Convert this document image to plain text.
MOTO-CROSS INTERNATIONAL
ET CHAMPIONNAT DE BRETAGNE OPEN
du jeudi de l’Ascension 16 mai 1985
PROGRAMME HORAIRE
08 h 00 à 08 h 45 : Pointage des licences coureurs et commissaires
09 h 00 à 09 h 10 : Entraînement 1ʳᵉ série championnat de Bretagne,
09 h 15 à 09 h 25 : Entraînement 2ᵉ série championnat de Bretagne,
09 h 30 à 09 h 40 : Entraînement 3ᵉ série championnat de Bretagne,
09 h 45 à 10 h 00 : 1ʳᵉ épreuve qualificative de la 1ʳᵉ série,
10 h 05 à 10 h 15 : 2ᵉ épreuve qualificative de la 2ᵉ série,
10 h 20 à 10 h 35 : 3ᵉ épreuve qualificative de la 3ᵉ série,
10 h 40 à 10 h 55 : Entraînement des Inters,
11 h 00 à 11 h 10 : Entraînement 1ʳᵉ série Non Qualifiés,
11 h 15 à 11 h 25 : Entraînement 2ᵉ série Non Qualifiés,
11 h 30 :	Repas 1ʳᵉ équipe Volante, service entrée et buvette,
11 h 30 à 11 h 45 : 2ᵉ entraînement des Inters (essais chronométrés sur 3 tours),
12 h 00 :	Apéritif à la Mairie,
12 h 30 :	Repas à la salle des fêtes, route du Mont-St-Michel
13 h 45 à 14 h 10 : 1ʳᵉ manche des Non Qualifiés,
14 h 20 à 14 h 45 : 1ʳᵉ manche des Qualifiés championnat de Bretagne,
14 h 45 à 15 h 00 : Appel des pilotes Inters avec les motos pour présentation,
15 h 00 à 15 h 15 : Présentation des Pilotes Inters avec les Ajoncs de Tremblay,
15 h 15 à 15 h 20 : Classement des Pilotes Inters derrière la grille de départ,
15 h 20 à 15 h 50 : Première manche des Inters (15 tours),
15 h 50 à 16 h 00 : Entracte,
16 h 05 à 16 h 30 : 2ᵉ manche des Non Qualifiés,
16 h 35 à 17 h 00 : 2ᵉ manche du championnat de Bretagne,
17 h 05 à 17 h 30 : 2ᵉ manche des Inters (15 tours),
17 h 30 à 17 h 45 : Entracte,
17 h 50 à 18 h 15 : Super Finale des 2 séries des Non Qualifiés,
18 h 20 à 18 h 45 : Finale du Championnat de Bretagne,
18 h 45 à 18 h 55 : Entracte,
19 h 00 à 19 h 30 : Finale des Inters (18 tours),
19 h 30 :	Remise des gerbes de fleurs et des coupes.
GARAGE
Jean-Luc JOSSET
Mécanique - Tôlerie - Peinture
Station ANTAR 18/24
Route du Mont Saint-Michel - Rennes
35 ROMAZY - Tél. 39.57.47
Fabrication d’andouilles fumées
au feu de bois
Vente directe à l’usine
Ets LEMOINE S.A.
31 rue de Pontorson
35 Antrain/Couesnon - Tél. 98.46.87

● ● ●

GIVEN PROBLEM:
Only lines with the string "Qualifiés" belong in your answer; copy each one.

WRITTEN ANSWER:
11 h 00 à 11 h 10 : Entraînement 1ʳᵉ série Non Qualifiés,
11 h 15 à 11 h 25 : Entraînement 2ᵉ série Non Qualifiés,
13 h 45 à 14 h 10 : 1ʳᵉ manche des Non Qualifiés,
14 h 20 à 14 h 45 : 1ʳᵉ manche des Qualifiés championnat de Bretagne,
16 h 05 à 16 h 30 : 2ᵉ manche des Non Qualifiés,
17 h 50 à 18 h 15 : Super Finale des 2 séries des Non Qualifiés,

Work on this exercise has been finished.